_Given instruction_
Retype all of the entries word for word.

Structured figure records
----

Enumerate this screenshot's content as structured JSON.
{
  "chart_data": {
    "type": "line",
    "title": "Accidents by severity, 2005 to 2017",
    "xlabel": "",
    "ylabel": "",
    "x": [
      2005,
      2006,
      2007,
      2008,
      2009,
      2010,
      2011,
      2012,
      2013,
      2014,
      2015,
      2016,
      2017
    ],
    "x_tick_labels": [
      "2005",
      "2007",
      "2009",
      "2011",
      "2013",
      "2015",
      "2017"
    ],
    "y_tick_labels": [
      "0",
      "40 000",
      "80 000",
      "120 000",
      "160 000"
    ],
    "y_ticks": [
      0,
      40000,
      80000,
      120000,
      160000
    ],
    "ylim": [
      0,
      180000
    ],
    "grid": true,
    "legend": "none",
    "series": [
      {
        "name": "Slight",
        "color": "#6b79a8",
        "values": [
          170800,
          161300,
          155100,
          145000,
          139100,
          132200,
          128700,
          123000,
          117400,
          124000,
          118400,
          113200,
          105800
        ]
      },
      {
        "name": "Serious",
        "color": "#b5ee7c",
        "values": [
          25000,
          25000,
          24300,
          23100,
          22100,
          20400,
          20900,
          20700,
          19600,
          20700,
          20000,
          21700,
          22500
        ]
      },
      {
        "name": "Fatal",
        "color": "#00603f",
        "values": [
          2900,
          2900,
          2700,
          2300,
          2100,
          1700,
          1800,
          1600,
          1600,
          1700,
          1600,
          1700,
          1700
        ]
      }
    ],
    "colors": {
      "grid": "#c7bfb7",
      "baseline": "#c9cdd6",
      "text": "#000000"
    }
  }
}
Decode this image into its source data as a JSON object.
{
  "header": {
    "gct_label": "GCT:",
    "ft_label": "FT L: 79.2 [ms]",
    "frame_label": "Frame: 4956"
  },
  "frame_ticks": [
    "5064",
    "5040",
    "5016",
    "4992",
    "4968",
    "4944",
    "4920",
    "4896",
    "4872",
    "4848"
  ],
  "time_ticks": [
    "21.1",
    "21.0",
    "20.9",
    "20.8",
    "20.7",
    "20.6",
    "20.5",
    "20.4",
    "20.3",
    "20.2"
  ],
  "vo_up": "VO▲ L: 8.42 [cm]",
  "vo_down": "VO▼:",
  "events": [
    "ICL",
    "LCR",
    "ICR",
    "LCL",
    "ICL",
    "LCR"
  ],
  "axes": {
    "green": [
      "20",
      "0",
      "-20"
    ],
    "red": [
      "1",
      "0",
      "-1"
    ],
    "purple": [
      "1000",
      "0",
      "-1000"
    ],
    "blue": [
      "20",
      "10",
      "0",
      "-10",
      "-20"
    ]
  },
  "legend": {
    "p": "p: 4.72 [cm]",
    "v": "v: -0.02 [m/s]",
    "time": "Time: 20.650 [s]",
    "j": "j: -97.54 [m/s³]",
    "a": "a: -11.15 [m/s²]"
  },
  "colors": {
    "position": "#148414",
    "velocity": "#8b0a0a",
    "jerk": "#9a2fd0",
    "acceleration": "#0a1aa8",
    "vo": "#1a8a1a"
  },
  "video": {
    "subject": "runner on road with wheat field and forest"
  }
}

----

_Output below_
Enumerate this screenshot's content as structured JSON.
{
  "chart_data": {
    "type": "line",
    "title": "Accidents by severity, 2005 to 2017",
    "xlabel": "",
    "ylabel": "",
    "x": [
      2005,
      2006,
      2007,
      2008,
      2009,
      2010,
      2011,
      2012,
      2013,
      2014,
      2015,
      2016,
      2017
    ],
    "x_tick_labels": [
      "2005",
      "2007",
      "2009",
      "2011",
      "2013",
      "2015",
      "2017"
    ],
    "y_tick_labels": [
      "0",
      "40 000",
      "80 000",
      "120 000",
      "160 000"
    ],
    "y_ticks": [
      0,
      40000,
      80000,
      120000,
      160000
    ],
    "ylim": [
      0,
      180000
    ],
    "grid": true,
    "legend": "none",
    "series": [
      {
        "name": "Slight",
        "color": "#6b79a8",
        "values": [
          170800,
          161300,
          155100,
          145000,
          139100,
          132200,
          128700,
          123000,
          117400,
          124000,
          118400,
          113200,
          105800
        ]
      },
      {
        "name": "Serious",
        "color": "#b5ee7c",
        "values": [
          25000,
          25000,
          24300,
          23100,
          22100,
          20400,
          20900,
          20700,
          19600,
          20700,
          20000,
          21700,
          22500
        ]
      },
      {
        "name": "Fatal",
        "color": "#00603f",
        "values": [
          2900,
          2900,
          2700,
          2300,
          2100,
          1700,
          1800,
          1600,
          1600,
          1700,
          1600,
          1700,
          1700
        ]
      }
    ],
    "colors": {
      "grid": "#c7bfb7",
      "baseline": "#c9cdd6",
      "text": "#000000"
    }
  }
}
Decode this image into its source data as a JSON object.
{
  "header": {
    "gct_label": "GCT:",
    "ft_label": "FT L: 79.2 [ms]",
    "frame_label": "Frame: 4956"
  },
  "frame_ticks": [
    "5064",
    "5040",
    "5016",
    "4992",
    "4968",
    "4944",
    "4920",
    "4896",
    "4872",
    "4848"
  ],
  "time_ticks": [
    "21.1",
    "21.0",
    "20.9",
    "20.8",
    "20.7",
    "20.6",
    "20.5",
    "20.4",
    "20.3",
    "20.2"
  ],
  "vo_up": "VO▲ L: 8.42 [cm]",
  "vo_down": "VO▼:",
  "events": [
    "ICL",
    "LCR",
    "ICR",
    "LCL",
    "ICL",
    "LCR"
  ],
  "axes": {
    "green": [
      "20",
      "0",
      "-20"
    ],
    "red": [
      "1",
      "0",
      "-1"
    ],
    "purple": [
      "1000",
      "0",
      "-1000"
    ],
    "blue": [
      "20",
      "10",
      "0",
      "-10",
      "-20"
    ]
  },
  "legend": {
    "p": "p: 4.72 [cm]",
    "v": "v: -0.02 [m/s]",
    "time": "Time: 20.650 [s]",
    "j": "j: -97.54 [m/s³]",
    "a": "a: -11.15 [m/s²]"
  },
  "colors": {
    "position": "#148414",
    "velocity": "#8b0a0a",
    "jerk": "#9a2fd0",
    "acceleration": "#0a1aa8",
    "vo": "#1a8a1a"
  },
  "video": {
    "subject": "runner on road with wheat field and forest"
  }
}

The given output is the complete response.